STATED EXERCISE: Your task is to copy each line that has the word "země".
* begin DATA TO PROCESS *
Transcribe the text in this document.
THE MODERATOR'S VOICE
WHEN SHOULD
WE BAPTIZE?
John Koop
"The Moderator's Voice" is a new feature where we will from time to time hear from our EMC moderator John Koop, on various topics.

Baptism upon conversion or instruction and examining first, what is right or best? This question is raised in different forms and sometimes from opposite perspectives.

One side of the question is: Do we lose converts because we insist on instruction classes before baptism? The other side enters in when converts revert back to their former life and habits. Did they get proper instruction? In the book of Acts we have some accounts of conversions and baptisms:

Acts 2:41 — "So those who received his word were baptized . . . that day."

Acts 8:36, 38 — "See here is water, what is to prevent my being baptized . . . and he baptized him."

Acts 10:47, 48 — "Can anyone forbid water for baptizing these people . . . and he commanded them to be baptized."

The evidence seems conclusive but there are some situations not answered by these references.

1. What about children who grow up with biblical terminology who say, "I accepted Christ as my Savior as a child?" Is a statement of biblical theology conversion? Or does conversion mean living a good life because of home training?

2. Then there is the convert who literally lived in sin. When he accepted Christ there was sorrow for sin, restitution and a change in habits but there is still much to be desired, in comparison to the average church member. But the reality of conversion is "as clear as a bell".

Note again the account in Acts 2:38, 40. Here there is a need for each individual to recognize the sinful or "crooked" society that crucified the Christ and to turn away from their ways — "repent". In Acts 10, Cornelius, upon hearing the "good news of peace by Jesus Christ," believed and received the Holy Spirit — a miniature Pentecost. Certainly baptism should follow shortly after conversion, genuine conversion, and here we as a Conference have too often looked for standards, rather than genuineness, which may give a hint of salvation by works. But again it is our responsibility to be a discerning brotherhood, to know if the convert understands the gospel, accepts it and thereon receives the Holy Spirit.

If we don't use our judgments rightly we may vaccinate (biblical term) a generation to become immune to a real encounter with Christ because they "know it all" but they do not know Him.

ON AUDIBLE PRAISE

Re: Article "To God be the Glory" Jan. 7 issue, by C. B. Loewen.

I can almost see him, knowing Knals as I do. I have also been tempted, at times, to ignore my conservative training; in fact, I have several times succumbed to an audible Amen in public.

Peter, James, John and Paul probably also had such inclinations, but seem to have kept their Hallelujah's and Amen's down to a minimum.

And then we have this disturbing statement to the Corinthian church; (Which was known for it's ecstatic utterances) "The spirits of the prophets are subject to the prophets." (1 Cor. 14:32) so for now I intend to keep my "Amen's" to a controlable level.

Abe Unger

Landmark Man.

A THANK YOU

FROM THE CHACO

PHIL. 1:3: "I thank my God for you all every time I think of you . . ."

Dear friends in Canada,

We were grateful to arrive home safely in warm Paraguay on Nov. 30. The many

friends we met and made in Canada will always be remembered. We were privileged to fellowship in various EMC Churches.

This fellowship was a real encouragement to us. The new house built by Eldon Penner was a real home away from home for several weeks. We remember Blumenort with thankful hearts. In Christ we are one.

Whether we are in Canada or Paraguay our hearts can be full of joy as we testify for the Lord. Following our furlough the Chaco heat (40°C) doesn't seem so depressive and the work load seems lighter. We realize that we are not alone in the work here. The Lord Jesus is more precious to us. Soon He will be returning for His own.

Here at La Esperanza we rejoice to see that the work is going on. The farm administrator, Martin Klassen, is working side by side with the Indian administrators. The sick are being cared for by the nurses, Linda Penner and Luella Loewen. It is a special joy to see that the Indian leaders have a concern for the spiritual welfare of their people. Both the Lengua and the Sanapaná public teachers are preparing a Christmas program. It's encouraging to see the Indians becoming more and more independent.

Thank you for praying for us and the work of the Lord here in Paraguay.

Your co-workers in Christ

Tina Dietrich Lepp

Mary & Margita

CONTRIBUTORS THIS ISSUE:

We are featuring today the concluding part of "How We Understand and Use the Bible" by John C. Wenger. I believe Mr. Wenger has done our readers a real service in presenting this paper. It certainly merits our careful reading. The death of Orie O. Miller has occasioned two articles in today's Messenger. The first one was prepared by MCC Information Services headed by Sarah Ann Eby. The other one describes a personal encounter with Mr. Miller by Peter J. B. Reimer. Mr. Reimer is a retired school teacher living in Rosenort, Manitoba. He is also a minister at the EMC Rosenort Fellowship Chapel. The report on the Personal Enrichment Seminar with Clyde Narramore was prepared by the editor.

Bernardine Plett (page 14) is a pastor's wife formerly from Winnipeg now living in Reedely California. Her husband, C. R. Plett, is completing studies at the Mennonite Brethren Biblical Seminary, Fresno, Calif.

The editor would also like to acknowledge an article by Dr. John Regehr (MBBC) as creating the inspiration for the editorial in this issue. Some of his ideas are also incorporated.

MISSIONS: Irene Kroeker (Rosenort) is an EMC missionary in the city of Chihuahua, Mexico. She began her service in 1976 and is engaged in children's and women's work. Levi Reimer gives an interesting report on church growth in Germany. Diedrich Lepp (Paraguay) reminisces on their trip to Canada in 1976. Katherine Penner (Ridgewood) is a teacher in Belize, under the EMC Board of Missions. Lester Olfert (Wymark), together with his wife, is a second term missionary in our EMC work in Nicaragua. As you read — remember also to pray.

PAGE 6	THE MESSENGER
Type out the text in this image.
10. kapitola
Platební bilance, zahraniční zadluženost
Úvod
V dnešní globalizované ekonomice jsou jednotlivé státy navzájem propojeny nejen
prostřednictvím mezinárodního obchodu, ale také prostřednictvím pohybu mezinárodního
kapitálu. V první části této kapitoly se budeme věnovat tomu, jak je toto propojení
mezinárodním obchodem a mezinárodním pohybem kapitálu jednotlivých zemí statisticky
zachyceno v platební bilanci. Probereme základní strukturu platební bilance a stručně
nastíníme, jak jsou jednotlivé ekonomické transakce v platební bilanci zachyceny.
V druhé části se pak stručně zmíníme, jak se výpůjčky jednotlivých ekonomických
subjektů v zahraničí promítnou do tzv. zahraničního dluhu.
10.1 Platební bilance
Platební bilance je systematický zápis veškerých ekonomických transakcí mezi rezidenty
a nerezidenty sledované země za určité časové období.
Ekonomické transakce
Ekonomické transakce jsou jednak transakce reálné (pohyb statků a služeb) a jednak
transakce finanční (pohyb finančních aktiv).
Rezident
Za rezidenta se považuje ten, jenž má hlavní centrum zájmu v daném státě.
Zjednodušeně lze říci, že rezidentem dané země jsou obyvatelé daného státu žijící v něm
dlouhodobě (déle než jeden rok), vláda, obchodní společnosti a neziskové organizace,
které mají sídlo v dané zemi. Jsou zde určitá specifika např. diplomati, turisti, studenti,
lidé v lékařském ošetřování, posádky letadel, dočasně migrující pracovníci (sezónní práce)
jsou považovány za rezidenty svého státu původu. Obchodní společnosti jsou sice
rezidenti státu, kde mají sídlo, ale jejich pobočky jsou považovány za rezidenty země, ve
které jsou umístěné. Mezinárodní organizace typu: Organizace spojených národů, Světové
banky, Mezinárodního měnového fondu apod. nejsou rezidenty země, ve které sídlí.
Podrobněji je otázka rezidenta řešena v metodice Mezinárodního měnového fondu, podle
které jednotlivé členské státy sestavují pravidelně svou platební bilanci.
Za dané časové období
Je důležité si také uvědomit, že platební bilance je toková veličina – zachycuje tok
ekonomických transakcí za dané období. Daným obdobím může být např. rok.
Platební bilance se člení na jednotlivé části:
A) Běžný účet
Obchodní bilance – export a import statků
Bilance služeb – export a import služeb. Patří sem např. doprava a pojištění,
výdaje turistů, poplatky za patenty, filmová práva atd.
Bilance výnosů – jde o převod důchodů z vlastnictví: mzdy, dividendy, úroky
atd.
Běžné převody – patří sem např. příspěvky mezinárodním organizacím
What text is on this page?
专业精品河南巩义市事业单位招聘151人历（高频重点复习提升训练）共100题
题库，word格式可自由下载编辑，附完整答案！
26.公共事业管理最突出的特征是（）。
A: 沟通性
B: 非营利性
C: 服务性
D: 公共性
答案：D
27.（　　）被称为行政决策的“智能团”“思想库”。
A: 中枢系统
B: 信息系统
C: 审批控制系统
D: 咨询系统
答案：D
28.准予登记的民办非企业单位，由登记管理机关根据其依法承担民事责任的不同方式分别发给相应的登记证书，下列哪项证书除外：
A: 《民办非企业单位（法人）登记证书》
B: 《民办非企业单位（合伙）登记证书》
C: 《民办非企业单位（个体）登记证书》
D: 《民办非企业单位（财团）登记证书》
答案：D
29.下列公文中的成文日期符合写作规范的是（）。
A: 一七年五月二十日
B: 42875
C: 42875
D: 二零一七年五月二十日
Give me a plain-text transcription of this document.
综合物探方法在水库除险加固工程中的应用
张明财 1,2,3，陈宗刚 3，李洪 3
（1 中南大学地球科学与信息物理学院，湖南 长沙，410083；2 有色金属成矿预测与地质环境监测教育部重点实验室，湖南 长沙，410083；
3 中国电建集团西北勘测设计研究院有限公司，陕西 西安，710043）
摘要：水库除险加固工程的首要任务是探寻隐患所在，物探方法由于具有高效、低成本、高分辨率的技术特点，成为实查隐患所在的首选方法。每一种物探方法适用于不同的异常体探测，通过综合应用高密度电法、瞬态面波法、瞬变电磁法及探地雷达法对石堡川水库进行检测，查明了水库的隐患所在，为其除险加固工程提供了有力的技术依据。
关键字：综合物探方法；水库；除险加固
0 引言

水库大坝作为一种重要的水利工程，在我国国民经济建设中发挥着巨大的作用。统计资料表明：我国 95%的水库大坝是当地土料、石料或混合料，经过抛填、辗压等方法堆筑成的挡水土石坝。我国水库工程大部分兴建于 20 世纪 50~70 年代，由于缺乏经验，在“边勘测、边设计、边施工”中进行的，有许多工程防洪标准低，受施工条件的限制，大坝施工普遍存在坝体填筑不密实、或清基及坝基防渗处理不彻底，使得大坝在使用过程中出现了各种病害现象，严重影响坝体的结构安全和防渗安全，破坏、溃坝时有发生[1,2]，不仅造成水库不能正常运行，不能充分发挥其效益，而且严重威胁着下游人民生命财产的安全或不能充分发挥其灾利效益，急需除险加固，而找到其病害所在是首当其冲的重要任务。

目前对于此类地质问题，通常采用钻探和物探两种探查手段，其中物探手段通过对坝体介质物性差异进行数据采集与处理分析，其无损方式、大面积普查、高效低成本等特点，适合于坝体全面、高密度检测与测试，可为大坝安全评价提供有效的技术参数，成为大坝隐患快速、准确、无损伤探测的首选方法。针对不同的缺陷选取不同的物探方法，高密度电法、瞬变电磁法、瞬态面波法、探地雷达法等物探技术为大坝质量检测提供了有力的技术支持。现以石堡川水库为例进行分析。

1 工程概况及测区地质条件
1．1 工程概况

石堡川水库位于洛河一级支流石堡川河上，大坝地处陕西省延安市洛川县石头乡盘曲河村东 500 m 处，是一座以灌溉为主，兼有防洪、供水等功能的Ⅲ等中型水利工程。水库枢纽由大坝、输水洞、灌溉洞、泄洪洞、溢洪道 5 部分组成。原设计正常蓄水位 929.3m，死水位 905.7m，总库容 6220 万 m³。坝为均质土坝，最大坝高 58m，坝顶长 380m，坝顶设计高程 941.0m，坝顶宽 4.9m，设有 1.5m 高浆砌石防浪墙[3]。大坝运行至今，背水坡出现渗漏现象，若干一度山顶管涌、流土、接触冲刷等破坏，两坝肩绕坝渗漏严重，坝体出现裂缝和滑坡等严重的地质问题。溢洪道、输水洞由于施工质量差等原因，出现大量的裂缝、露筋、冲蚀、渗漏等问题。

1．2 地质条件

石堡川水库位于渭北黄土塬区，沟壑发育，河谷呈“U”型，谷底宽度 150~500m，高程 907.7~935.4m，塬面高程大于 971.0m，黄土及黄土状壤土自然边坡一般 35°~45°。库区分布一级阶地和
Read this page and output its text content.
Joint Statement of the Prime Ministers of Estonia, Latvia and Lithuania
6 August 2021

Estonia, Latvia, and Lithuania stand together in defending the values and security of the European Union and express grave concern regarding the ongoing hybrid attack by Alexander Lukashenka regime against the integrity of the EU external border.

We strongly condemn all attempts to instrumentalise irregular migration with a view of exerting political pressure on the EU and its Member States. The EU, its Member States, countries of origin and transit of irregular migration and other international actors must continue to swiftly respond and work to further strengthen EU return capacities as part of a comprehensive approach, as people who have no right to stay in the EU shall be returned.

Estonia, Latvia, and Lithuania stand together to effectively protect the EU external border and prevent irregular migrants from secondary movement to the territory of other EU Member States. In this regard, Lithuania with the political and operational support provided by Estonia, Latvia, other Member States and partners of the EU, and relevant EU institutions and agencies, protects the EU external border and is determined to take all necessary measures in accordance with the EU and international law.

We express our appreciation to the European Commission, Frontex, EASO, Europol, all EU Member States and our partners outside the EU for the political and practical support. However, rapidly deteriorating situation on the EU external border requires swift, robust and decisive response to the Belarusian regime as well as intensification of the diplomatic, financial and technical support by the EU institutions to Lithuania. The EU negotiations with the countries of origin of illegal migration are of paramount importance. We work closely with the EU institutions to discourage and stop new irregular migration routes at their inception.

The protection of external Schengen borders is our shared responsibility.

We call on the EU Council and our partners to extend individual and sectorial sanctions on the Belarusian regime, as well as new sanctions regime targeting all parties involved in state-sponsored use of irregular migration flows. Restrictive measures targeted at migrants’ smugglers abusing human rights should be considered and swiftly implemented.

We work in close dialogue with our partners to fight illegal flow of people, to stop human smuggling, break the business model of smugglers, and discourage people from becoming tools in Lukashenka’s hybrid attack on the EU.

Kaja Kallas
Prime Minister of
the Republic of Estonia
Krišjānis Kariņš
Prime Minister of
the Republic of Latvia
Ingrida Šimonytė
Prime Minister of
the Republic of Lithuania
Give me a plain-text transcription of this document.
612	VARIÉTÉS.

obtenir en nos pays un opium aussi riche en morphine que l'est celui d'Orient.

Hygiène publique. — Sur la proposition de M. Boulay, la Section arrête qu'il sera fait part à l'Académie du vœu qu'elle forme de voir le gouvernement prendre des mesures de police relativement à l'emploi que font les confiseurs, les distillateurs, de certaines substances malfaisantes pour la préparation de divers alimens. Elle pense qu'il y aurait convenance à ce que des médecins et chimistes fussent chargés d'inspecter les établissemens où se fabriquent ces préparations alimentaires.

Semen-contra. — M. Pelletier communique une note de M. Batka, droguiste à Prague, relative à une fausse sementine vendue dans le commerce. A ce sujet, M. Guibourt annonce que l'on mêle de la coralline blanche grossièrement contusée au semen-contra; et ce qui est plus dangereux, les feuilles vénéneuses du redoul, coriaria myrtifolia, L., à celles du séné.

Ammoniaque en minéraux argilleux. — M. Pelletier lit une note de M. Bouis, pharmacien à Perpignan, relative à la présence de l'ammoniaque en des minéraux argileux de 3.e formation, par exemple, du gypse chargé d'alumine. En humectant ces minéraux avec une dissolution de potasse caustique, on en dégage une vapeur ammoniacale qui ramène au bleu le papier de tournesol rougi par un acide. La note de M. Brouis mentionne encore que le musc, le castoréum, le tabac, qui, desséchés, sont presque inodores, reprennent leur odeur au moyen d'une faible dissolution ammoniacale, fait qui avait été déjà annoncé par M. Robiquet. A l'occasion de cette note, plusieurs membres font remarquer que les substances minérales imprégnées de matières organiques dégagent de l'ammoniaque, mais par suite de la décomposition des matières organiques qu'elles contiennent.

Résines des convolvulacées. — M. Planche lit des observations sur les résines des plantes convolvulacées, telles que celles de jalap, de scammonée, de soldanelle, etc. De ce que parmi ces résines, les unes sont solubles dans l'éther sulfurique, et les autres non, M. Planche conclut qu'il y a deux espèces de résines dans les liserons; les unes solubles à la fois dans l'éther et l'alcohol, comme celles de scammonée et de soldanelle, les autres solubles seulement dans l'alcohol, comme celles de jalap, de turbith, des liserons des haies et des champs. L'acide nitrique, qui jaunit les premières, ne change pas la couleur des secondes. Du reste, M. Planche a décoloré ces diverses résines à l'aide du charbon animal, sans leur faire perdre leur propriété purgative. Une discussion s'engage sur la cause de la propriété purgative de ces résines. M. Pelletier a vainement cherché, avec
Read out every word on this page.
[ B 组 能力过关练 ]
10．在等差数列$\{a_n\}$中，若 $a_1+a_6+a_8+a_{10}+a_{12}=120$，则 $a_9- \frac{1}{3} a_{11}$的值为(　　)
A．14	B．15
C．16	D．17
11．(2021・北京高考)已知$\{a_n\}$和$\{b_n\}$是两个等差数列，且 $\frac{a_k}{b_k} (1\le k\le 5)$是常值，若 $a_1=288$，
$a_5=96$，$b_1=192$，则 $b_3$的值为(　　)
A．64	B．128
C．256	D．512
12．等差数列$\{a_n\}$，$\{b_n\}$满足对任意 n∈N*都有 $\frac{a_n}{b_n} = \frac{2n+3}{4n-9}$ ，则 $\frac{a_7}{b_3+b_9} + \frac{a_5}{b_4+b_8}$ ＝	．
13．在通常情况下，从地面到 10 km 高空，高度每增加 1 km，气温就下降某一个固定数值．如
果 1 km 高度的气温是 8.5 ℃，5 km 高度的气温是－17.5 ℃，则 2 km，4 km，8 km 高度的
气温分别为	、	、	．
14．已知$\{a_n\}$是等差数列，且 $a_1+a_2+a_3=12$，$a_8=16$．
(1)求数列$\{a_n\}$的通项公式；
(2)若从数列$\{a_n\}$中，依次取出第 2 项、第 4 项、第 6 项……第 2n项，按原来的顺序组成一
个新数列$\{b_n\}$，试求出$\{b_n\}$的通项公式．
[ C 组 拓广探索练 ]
* end DATA TO PROCESS *
RESULT FOR THIS TASK:
a nerezidenty sledované země za určité časové období.
Zjednodušeně lze říci, že rezidentem dané země jsou obyvatelé daného státu žijící v něm
rezidenti státu, kde mají sídlo, ale jejich pobočky jsou považovány za rezidenty země, ve
banky, Mezinárodního měnového fondu apod. nejsou rezidenty země, ve které sídlí.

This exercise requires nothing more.